EXTRACTED TEXT:
┌────────

The major problem with that little plan is that it left other state troopers and state employees who similarly opted to enter DROP and then received significant promotions or raises out in the cold because the amendment did not afford the same opportunity for them. Before it was revealed by LouisianaVoice and before State Sen. Dan Claitor successfully filed a lawsuit to prevent the move, Edmonson was in line for a whopping pension increase estimated as high as $100,000 per year when the raises to state police were factored into the equation. (Claitor, incidentally, was one of those voting in favor of Alario’s SCR 122 demonstrating, we suppose, that he does not hold grudges.)

Here are some other Edmonson actions we wrote about in 2014:

  • “Consultant” Kathleen Sill, placed on the state payroll and being paid $437,000 plus $12,900 in air travel for 21 flights for her between Baton Rouge and her Columbia, S.C. home.
  • DPS Undersecretary Jill Boudreaux’s taking a $46,000 cash payout incentive to retire early from her $92,000 per year salary as Deputy Undersecretary, plus about $13,000 in payment for 300 hours of accrued annual leave and then re-hiring herself two days later—with a promotion to Undersecretary and at a higher salary of $118,600—while keeping the incentive payment and annual leave payment. Then-Commissioner of Administration Angele Davis ordered her to repay the money but Davis resigned before she could follow through on her instructions. Under her successor, Paul Rainwater, the matter was quietly forgotten.
  • Boudreaux’s son-in-law Matthew Guthrie who, while employed in an offshore job, was simultaneously on the payroll for seven months (from April 2, 2012 to Nov. 9, 2012) as a $25 per hour “specialist” for the State Police Oil Spill Commission.

└────────

EXERCISE TASK 1: List every dollar amount that appears in the passage above about Edmonson.
EXERCISE TASK 2: Pick up the passage about Edmonson's actions after its last sentence and continue writing it.

ROWS:

┌────────

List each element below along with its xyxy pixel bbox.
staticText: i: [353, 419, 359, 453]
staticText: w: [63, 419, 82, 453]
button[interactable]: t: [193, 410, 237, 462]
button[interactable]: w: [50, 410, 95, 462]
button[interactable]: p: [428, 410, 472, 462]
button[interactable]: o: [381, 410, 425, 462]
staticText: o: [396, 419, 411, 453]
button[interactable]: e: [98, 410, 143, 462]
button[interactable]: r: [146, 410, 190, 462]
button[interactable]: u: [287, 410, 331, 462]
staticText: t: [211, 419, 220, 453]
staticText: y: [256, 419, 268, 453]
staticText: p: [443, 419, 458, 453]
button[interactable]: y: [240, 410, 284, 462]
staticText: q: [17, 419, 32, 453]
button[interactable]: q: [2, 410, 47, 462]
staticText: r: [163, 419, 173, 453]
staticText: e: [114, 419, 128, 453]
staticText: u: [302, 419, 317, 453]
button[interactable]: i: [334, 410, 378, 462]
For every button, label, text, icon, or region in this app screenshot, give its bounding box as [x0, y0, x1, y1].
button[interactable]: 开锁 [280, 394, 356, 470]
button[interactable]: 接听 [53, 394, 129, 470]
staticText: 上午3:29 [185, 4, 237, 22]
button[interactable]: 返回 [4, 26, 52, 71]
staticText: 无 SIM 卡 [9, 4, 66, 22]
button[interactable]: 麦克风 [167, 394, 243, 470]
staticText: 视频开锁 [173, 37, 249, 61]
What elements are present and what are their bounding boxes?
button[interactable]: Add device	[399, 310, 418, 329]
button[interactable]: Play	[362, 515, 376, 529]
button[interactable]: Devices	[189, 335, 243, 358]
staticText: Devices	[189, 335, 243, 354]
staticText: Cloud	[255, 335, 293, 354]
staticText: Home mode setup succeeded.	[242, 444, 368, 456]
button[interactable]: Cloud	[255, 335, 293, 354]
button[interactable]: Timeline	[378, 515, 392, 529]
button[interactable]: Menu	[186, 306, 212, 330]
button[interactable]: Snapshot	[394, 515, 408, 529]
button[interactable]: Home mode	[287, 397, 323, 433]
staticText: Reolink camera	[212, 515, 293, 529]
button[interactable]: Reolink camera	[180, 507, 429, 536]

└────────

RIGHT ANSWER 1:
$100,000
$437,000
$12,900
$46,000
$92,000
$13,000
$118,600
$25

RIGHT ANSWER 2:
  • Danielle Rainwater, daughter of former Commissioner of Administration Paul Rainwater, who worked as a “specialist” for State Police.

And then there are the spouses brought into the fold.

  • Jason Starnes benefitted from two quick promotions from 2009 to 2014 as his salary jumped from $59,800 to $81,250, an increase. Three years later, he makes $150,750 an overall increase of 152 percent.
  • As if that were not enough, his then-wife Tammy was brought in from another agency as an Audit Manager at a salary of $92,900. Today, she makes $96.600. So not only did make nearly $11,700 a year more than her husband initially (until he was promoted to Lieutenant Colonel), she also was in charge of monitoring the agency’s financial transactions, including those of her husband.
  • In January of 2008, just before Edmonson was named Superintendent of State Police by Gov. Bobby Jindal, State Trooper Charles Dupuy was pulling down $80,500. Today, the one-time Edmonson Chief of Staff makes $161,300, a bump of more than 100 percent.
  • Kelly McNamara and Dupuy, both troopers, met at work and eventually married and Kelly Dupuy’s star began ascending almost immediately. Her salary has gone from $65,000 in 2009 to $117,000 today
  • On Sept. 7, 2011, Mike Edmonson’s brother Paul was promoted from lieutenant to Captain, filling the spot previously held by Scott Reggio. On Oct. 10, 2013, Paul Edmonson was again promoted, this time to the rank of major. This time however, he was promoted into a spot in which there was no incumbent, indicating that the position was created especially for his benefit.
  • His rise has been nothing less than meteoric. Since December 2006, he has gone from the rank of sergeant to lieutenant to captain to major at warp speed and his pay rose accordingly, from $57,500 to $136,800 a year, a 138 percent increase—all under the watchful eye of his brother.

Doesn’t it give you a warm fuzzy to know that the good folks like Alario and Riser (who also, of course, voted for SCR 122) are looking out for us?

And isn’t it interesting, by the way, to know that Angele Davis, who tried to get Jill Boudreaux to repay her ill-gotten gains from her pseudo-early retirement, is pitted against Riser, who tried to sneak that illegal pension boost for Edmonson, in the upcoming election to succeed John Kennedy as State Treasurer?

As our late friend C.B. Forgotston would say if he were with us: You can’t make this stuff up.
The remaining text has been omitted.